Repeat the entries below exactly and in full.

+++ RECORDS SHOWN

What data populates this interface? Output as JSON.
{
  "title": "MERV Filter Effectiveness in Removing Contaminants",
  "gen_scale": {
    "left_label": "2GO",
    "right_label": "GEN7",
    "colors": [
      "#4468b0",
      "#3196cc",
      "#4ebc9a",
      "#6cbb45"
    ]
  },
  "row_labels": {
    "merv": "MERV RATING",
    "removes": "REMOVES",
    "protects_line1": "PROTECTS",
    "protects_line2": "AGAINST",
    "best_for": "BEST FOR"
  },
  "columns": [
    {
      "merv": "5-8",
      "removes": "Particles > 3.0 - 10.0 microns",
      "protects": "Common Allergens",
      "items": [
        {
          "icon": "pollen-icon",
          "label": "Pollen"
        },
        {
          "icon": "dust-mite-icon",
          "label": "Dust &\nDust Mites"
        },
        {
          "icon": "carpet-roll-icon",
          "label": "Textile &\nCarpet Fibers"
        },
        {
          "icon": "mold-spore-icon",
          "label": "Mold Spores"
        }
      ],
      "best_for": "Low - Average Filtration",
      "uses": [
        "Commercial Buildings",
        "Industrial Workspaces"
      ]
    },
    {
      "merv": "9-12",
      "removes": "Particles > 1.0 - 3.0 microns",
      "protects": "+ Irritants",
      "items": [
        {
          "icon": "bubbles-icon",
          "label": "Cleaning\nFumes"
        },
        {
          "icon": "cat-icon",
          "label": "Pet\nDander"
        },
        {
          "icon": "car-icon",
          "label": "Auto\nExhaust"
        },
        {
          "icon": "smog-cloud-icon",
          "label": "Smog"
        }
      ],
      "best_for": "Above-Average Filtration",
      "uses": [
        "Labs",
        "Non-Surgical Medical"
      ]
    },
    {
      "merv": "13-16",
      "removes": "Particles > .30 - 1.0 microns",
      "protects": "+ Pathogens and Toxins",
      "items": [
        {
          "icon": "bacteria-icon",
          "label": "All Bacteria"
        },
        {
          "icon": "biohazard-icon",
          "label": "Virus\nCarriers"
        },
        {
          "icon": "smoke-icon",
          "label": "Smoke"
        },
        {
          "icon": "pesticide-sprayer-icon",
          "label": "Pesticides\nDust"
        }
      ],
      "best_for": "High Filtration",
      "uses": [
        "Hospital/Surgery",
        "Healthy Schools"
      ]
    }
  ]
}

++++++

FINISHED EXERCISE:
What data populates this interface? Output as JSON.
{
  "title": "MERV Filter Effectiveness in Removing Contaminants",
  "gen_scale": {
    "left_label": "2GO",
    "right_label": "GEN7",
    "colors": [
      "#4468b0",
      "#3196cc",
      "#4ebc9a",
      "#6cbb45"
    ]
  },
  "row_labels": {
    "merv": "MERV RATING",
    "removes": "REMOVES",
    "protects_line1": "PROTECTS",
    "protects_line2": "AGAINST",
    "best_for": "BEST FOR"
  },
  "columns": [
    {
      "merv": "5-8",
      "removes": "Particles > 3.0 - 10.0 microns",
      "protects": "Common Allergens",
      "items": [
        {
          "icon": "pollen-icon",
          "label": "Pollen"
        },
        {
          "icon": "dust-mite-icon",
          "label": "Dust &\nDust Mites"
        },
        {
          "icon": "carpet-roll-icon",
          "label": "Textile &\nCarpet Fibers"
        },
        {
          "icon": "mold-spore-icon",
          "label": "Mold Spores"
        }
      ],
      "best_for": "Low - Average Filtration",
      "uses": [
        "Commercial Buildings",
        "Industrial Workspaces"
      ]
    },
    {
      "merv": "9-12",
      "removes": "Particles > 1.0 - 3.0 microns",
      "protects": "+ Irritants",
      "items": [
        {
          "icon": "bubbles-icon",
          "label": "Cleaning\nFumes"
        },
        {
          "icon": "cat-icon",
          "label": "Pet\nDander"
        },
        {
          "icon": "car-icon",
          "label": "Auto\nExhaust"
        },
        {
          "icon": "smog-cloud-icon",
          "label": "Smog"
        }
      ],
      "best_for": "Above-Average Filtration",
      "uses": [
        "Labs",
        "Non-Surgical Medical"
      ]
    },
    {
      "merv": "13-16",
      "removes": "Particles > .30 - 1.0 microns",
      "protects": "+ Pathogens and Toxins",
      "items": [
        {
          "icon": "bacteria-icon",
          "label": "All Bacteria"
        },
        {
          "icon": "biohazard-icon",
          "label": "Virus\nCarriers"
        },
        {
          "icon": "smoke-icon",
          "label": "Smoke"
        },
        {
          "icon": "pesticide-sprayer-icon",
          "label": "Pesticides\nDust"
        }
      ],
      "best_for": "High Filtration",
      "uses": [
        "Hospital/Surgery",
        "Healthy Schools"
      ]
    }
  ]
}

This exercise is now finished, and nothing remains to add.